[Begin PROVIDED INFORMATION]

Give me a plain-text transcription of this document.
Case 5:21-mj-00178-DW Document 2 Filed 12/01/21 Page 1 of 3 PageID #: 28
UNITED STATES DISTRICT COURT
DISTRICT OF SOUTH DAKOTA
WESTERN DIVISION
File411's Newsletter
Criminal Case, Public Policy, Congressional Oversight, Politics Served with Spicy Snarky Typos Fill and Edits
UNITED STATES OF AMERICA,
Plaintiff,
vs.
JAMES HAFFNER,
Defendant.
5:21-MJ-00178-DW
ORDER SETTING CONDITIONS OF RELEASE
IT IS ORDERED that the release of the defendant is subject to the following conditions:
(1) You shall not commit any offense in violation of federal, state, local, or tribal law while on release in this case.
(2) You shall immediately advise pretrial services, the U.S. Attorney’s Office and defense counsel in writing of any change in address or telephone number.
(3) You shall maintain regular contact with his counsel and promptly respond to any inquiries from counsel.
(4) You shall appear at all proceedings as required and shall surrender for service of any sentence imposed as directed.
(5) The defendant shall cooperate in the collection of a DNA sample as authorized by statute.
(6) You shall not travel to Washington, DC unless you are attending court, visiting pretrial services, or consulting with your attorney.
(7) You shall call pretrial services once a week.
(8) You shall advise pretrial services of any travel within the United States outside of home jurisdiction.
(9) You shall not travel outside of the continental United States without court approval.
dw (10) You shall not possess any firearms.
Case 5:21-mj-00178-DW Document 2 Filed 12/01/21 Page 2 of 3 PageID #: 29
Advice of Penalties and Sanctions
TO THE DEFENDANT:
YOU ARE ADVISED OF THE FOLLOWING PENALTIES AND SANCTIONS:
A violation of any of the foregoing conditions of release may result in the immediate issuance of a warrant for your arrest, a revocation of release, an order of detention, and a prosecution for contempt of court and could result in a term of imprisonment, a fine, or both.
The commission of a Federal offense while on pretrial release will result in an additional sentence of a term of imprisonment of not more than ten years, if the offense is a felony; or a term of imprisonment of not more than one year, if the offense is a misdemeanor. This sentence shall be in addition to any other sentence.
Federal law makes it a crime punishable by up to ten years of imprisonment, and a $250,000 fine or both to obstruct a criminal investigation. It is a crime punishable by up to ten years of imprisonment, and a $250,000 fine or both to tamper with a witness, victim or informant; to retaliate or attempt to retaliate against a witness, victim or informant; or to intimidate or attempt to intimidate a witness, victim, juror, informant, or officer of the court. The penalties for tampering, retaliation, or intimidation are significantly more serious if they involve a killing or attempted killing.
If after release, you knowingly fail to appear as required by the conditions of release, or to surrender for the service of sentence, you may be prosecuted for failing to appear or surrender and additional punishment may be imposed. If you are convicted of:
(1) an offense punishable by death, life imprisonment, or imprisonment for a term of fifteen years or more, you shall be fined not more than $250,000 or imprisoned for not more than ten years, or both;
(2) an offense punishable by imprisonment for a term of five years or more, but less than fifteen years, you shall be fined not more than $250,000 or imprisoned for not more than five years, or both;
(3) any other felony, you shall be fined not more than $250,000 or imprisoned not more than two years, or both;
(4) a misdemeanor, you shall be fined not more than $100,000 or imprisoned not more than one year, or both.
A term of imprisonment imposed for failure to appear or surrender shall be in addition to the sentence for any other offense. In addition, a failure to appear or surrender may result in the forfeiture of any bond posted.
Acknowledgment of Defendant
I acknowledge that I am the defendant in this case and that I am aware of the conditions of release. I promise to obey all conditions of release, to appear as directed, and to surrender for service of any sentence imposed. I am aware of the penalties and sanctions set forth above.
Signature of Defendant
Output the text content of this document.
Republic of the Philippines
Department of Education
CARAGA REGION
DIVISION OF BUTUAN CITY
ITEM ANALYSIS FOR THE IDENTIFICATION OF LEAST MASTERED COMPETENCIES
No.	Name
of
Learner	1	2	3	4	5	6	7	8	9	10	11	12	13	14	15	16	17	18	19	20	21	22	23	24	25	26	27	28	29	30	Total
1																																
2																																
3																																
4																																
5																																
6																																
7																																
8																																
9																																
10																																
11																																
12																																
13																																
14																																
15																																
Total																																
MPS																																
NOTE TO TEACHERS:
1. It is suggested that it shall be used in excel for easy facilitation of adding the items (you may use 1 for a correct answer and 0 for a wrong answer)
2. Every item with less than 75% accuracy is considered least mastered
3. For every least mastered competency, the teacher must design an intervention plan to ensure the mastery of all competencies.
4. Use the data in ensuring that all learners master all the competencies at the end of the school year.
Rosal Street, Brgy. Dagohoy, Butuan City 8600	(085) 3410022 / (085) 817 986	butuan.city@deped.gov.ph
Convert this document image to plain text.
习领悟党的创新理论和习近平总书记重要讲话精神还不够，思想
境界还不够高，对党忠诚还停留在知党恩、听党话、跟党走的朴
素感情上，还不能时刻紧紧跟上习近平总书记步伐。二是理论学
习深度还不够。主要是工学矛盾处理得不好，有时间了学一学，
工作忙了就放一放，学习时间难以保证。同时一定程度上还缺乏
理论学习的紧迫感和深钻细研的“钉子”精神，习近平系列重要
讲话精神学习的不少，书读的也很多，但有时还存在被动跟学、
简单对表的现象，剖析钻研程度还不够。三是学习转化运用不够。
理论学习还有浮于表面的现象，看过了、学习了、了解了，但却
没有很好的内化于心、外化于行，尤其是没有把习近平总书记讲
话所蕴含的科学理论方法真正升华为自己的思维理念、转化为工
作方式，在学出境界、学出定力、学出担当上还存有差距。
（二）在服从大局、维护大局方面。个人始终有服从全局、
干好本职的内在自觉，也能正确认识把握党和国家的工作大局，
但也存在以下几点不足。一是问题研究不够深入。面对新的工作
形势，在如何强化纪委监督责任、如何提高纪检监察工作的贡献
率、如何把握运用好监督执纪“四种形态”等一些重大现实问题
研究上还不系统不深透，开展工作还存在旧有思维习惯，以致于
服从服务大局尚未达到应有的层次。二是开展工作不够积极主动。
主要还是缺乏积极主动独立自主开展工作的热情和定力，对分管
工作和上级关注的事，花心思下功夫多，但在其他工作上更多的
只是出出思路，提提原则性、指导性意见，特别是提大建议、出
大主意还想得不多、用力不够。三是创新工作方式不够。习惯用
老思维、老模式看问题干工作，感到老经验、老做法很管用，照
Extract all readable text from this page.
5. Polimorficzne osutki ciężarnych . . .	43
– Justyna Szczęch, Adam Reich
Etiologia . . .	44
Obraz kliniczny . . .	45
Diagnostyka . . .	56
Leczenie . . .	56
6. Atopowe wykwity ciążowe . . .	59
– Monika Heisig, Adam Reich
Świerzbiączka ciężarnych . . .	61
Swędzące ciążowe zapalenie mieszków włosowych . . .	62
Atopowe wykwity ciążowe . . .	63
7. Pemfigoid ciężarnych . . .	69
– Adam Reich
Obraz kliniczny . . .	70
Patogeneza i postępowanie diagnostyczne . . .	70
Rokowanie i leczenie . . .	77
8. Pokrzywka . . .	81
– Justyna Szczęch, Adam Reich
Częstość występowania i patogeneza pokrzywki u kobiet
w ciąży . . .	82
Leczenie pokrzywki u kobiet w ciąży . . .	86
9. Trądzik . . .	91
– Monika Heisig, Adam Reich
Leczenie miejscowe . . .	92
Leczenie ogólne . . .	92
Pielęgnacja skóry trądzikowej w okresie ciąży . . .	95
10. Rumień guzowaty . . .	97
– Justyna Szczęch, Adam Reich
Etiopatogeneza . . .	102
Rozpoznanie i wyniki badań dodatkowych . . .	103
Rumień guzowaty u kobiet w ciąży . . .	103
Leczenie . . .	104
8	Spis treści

[End PROVIDED INFORMATION]

Report only the number of lines that hold the word "DIVISION".

2